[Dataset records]
____________________
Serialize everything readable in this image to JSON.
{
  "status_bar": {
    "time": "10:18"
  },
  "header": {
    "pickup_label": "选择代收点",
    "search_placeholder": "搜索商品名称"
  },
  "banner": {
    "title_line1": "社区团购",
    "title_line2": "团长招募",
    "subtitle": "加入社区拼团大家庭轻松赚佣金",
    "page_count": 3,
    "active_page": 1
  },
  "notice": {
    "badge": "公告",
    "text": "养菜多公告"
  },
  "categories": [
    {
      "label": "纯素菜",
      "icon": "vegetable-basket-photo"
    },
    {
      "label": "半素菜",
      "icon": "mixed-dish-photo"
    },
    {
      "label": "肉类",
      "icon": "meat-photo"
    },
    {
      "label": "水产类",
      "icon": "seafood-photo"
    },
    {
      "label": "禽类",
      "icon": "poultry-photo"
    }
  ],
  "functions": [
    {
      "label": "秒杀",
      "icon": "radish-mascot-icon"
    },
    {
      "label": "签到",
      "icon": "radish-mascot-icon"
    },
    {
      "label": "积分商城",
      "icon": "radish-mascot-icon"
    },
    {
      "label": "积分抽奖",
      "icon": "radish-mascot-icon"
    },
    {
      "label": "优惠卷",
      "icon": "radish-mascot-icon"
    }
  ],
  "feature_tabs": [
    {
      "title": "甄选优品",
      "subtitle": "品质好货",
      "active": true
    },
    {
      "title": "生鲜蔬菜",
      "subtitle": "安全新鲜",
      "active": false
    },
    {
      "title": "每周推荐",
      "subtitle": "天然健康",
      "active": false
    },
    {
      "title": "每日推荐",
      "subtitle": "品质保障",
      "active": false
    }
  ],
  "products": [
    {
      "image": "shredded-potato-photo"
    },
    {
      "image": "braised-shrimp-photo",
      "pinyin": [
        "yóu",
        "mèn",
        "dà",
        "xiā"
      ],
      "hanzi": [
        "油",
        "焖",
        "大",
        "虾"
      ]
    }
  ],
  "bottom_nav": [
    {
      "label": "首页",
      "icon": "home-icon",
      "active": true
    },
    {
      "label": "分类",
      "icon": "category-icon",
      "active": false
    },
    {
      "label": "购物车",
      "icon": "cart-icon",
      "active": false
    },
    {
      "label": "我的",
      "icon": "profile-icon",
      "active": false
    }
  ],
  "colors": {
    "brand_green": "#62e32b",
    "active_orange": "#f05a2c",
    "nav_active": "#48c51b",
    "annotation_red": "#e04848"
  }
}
____________________
Your task
Copy out each line above, character for character.

Exercise result
Serialize everything readable in this image to JSON.
{
  "status_bar": {
    "time": "10:18"
  },
  "header": {
    "pickup_label": "选择代收点",
    "search_placeholder": "搜索商品名称"
  },
  "banner": {
    "title_line1": "社区团购",
    "title_line2": "团长招募",
    "subtitle": "加入社区拼团大家庭轻松赚佣金",
    "page_count": 3,
    "active_page": 1
  },
  "notice": {
    "badge": "公告",
    "text": "养菜多公告"
  },
  "categories": [
    {
      "label": "纯素菜",
      "icon": "vegetable-basket-photo"
    },
    {
      "label": "半素菜",
      "icon": "mixed-dish-photo"
    },
    {
      "label": "肉类",
      "icon": "meat-photo"
    },
    {
      "label": "水产类",
      "icon": "seafood-photo"
    },
    {
      "label": "禽类",
      "icon": "poultry-photo"
    }
  ],
  "functions": [
    {
      "label": "秒杀",
      "icon": "radish-mascot-icon"
    },
    {
      "label": "签到",
      "icon": "radish-mascot-icon"
    },
    {
      "label": "积分商城",
      "icon": "radish-mascot-icon"
    },
    {
      "label": "积分抽奖",
      "icon": "radish-mascot-icon"
    },
    {
      "label": "优惠卷",
      "icon": "radish-mascot-icon"
    }
  ],
  "feature_tabs": [
    {
      "title": "甄选优品",
      "subtitle": "品质好货",
      "active": true
    },
    {
      "title": "生鲜蔬菜",
      "subtitle": "安全新鲜",
      "active": false
    },
    {
      "title": "每周推荐",
      "subtitle": "天然健康",
      "active": false
    },
    {
      "title": "每日推荐",
      "subtitle": "品质保障",
      "active": false
    }
  ],
  "products": [
    {
      "image": "shredded-potato-photo"
    },
    {
      "image": "braised-shrimp-photo",
      "pinyin": [
        "yóu",
        "mèn",
        "dà",
        "xiā"
      ],
      "hanzi": [
        "油",
        "焖",
        "大",
        "虾"
      ]
    }
  ],
  "bottom_nav": [
    {
      "label": "首页",
      "icon": "home-icon",
      "active": true
    },
    {
      "label": "分类",
      "icon": "category-icon",
      "active": false
    },
    {
      "label": "购物车",
      "icon": "cart-icon",
      "active": false
    },
    {
      "label": "我的",
      "icon": "profile-icon",
      "active": false
    }
  ],
  "colors": {
    "brand_green": "#62e32b",
    "active_orange": "#f05a2c",
    "nav_active": "#48c51b",
    "annotation_red": "#e04848"
  }
}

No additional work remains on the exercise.